* **Short exercise**:
Print all the entries verbatim.

# # #

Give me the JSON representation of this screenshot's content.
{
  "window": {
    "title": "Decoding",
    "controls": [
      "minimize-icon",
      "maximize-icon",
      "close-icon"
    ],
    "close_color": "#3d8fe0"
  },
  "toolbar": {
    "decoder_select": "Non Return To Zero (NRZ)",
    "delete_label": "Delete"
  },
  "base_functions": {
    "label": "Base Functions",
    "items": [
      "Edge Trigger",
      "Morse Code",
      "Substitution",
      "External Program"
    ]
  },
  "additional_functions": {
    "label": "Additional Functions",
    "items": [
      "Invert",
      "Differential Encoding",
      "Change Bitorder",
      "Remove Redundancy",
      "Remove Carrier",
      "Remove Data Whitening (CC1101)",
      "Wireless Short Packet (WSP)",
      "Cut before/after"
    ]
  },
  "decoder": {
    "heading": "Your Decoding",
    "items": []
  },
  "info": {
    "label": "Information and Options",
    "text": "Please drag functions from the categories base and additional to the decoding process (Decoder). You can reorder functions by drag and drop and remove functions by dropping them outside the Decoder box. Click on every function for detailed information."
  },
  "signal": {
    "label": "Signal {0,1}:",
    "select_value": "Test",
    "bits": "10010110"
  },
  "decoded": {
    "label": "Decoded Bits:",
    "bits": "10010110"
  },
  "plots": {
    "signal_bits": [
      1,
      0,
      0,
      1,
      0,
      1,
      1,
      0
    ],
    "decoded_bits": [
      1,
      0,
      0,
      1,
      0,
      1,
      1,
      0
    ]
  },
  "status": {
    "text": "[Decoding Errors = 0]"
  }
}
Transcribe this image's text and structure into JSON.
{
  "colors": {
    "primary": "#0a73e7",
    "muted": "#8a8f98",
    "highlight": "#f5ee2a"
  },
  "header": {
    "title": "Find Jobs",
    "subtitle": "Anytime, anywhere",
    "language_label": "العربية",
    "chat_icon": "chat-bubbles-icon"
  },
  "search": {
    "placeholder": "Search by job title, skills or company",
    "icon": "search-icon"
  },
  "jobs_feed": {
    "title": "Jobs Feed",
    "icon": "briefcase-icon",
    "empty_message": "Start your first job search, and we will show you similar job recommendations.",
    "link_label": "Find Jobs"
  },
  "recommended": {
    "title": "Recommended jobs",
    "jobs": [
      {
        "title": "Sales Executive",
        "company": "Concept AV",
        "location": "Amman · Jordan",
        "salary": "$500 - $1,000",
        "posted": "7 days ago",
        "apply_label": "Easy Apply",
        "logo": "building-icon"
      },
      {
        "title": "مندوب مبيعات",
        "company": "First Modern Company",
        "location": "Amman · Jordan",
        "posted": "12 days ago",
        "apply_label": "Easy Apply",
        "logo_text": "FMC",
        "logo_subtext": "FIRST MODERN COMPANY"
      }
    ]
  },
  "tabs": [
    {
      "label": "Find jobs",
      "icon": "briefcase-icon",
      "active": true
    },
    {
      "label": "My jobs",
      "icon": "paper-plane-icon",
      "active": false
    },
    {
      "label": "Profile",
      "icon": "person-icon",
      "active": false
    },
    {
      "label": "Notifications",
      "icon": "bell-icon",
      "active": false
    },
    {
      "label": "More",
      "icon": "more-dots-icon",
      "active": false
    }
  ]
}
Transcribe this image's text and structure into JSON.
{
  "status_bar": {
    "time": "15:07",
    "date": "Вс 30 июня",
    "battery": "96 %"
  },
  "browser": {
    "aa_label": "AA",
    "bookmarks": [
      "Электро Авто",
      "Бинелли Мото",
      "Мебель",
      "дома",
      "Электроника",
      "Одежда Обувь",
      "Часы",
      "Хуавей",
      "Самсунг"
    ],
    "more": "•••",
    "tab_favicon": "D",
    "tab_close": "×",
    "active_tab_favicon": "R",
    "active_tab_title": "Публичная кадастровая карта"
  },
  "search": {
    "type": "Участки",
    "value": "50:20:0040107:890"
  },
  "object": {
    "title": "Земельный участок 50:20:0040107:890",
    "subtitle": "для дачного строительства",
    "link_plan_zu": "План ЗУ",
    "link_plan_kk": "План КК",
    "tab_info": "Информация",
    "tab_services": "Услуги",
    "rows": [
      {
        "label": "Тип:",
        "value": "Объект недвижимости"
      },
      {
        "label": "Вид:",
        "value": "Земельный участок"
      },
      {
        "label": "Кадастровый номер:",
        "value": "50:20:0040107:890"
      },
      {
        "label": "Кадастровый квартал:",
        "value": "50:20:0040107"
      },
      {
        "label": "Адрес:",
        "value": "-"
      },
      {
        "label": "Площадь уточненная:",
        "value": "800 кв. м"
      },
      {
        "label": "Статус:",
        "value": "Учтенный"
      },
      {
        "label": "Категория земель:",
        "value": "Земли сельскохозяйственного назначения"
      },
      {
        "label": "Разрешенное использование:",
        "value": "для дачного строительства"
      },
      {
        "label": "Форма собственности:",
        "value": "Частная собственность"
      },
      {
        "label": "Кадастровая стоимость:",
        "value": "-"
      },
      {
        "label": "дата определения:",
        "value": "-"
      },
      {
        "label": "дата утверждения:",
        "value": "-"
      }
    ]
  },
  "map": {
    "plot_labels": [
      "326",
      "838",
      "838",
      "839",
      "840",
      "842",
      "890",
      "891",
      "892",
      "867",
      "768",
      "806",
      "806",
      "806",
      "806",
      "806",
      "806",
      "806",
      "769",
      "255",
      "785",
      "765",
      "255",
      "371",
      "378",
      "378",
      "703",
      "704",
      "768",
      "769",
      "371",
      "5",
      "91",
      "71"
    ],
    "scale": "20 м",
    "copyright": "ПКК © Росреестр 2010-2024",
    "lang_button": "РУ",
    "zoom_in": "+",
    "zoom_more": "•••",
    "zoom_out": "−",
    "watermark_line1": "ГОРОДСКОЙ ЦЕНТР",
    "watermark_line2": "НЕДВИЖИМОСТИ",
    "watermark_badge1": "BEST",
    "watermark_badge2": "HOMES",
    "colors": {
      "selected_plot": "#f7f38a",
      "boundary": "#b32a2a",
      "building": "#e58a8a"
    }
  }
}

# # #

* **Solution to the problem**:
Give me the JSON representation of this screenshot's content.
{
  "window": {
    "title": "Decoding",
    "controls": [
      "minimize-icon",
      "maximize-icon",
      "close-icon"
    ],
    "close_color": "#3d8fe0"
  },
  "toolbar": {
    "decoder_select": "Non Return To Zero (NRZ)",
    "delete_label": "Delete"
  },
  "base_functions": {
    "label": "Base Functions",
    "items": [
      "Edge Trigger",
      "Morse Code",
      "Substitution",
      "External Program"
    ]
  },
  "additional_functions": {
    "label": "Additional Functions",
    "items": [
      "Invert",
      "Differential Encoding",
      "Change Bitorder",
      "Remove Redundancy",
      "Remove Carrier",
      "Remove Data Whitening (CC1101)",
      "Wireless Short Packet (WSP)",
      "Cut before/after"
    ]
  },
  "decoder": {
    "heading": "Your Decoding",
    "items": []
  },
  "info": {
    "label": "Information and Options",
    "text": "Please drag functions from the categories base and additional to the decoding process (Decoder). You can reorder functions by drag and drop and remove functions by dropping them outside the Decoder box. Click on every function for detailed information."
  },
  "signal": {
    "label": "Signal {0,1}:",
    "select_value": "Test",
    "bits": "10010110"
  },
  "decoded": {
    "label": "Decoded Bits:",
    "bits": "10010110"
  },
  "plots": {
    "signal_bits": [
      1,
      0,
      0,
      1,
      0,
      1,
      1,
      0
    ],
    "decoded_bits": [
      1,
      0,
      0,
      1,
      0,
      1,
      1,
      0
    ]
  },
  "status": {
    "text": "[Decoding Errors = 0]"
  }
}
Transcribe this image's text and structure into JSON.
{
  "colors": {
    "primary": "#0a73e7",
    "muted": "#8a8f98",
    "highlight": "#f5ee2a"
  },
  "header": {
    "title": "Find Jobs",
    "subtitle": "Anytime, anywhere",
    "language_label": "العربية",
    "chat_icon": "chat-bubbles-icon"
  },
  "search": {
    "placeholder": "Search by job title, skills or company",
    "icon": "search-icon"
  },
  "jobs_feed": {
    "title": "Jobs Feed",
    "icon": "briefcase-icon",
    "empty_message": "Start your first job search, and we will show you similar job recommendations.",
    "link_label": "Find Jobs"
  },
  "recommended": {
    "title": "Recommended jobs",
    "jobs": [
      {
        "title": "Sales Executive",
        "company": "Concept AV",
        "location": "Amman · Jordan",
        "salary": "$500 - $1,000",
        "posted": "7 days ago",
        "apply_label": "Easy Apply",
        "logo": "building-icon"
      },
      {
        "title": "مندوب مبيعات",
        "company": "First Modern Company",
        "location": "Amman · Jordan",
        "posted": "12 days ago",
        "apply_label": "Easy Apply",
        "logo_text": "FMC",
        "logo_subtext": "FIRST MODERN COMPANY"
      }
    ]
  },
  "tabs": [
    {
      "label": "Find jobs",
      "icon": "briefcase-icon",
      "active": true
    },
    {
      "label": "My jobs",
      "icon": "paper-plane-icon",
      "active": false
    },
    {
      "label": "Profile",
      "icon": "person-icon",
      "active": false
    },
    {
      "label": "Notifications",
      "icon": "bell-icon",
      "active": false
    },
    {
      "label": "More",
      "icon": "more-dots-icon",
      "active": false
    }
  ]
}
Transcribe this image's text and structure into JSON.
{
  "status_bar": {
    "time": "15:07",
    "date": "Вс 30 июня",
    "battery": "96 %"
  },
  "browser": {
    "aa_label": "AA",
    "bookmarks": [
      "Электро Авто",
      "Бинелли Мото",
      "Мебель",
      "дома",
      "Электроника",
      "Одежда Обувь",
      "Часы",
      "Хуавей",
      "Самсунг"
    ],
    "more": "•••",
    "tab_favicon": "D",
    "tab_close": "×",
    "active_tab_favicon": "R",
    "active_tab_title": "Публичная кадастровая карта"
  },
  "search": {
    "type": "Участки",
    "value": "50:20:0040107:890"
  },
  "object": {
    "title": "Земельный участок 50:20:0040107:890",
    "subtitle": "для дачного строительства",
    "link_plan_zu": "План ЗУ",
    "link_plan_kk": "План КК",
    "tab_info": "Информация",
    "tab_services": "Услуги",
    "rows": [
      {
        "label": "Тип:",
        "value": "Объект недвижимости"
      },
      {
        "label": "Вид:",
        "value": "Земельный участок"
      },
      {
        "label": "Кадастровый номер:",
        "value": "50:20:0040107:890"
      },
      {
        "label": "Кадастровый квартал:",
        "value": "50:20:0040107"
      },
      {
        "label": "Адрес:",
        "value": "-"
      },
      {
        "label": "Площадь уточненная:",
        "value": "800 кв. м"
      },
      {
        "label": "Статус:",
        "value": "Учтенный"
      },
      {
        "label": "Категория земель:",
        "value": "Земли сельскохозяйственного назначения"
      },
      {
        "label": "Разрешенное использование:",
        "value": "для дачного строительства"
      },
      {
        "label": "Форма собственности:",
        "value": "Частная собственность"
      },
      {
        "label": "Кадастровая стоимость:",
        "value": "-"
      },
      {
        "label": "дата определения:",
        "value": "-"
      },
      {
        "label": "дата утверждения:",
        "value": "-"
      }
    ]
  },
  "map": {
    "plot_labels": [
      "326",
      "838",
      "838",
      "839",
      "840",
      "842",
      "890",
      "891",
      "892",
      "867",
      "768",
      "806",
      "806",
      "806",
      "806",
      "806",
      "806",
      "806",
      "769",
      "255",
      "785",
      "765",
      "255",
      "371",
      "378",
      "378",
      "703",
      "704",
      "768",
      "769",
      "371",
      "5",
      "91",
      "71"
    ],
    "scale": "20 м",
    "copyright": "ПКК © Росреестр 2010-2024",
    "lang_button": "РУ",
    "zoom_in": "+",
    "zoom_more": "•••",
    "zoom_out": "−",
    "watermark_line1": "ГОРОДСКОЙ ЦЕНТР",
    "watermark_line2": "НЕДВИЖИМОСТИ",
    "watermark_badge1": "BEST",
    "watermark_badge2": "HOMES",
    "colors": {
      "selected_plot": "#f7f38a",
      "boundary": "#b32a2a",
      "building": "#e58a8a"
    }
  }
}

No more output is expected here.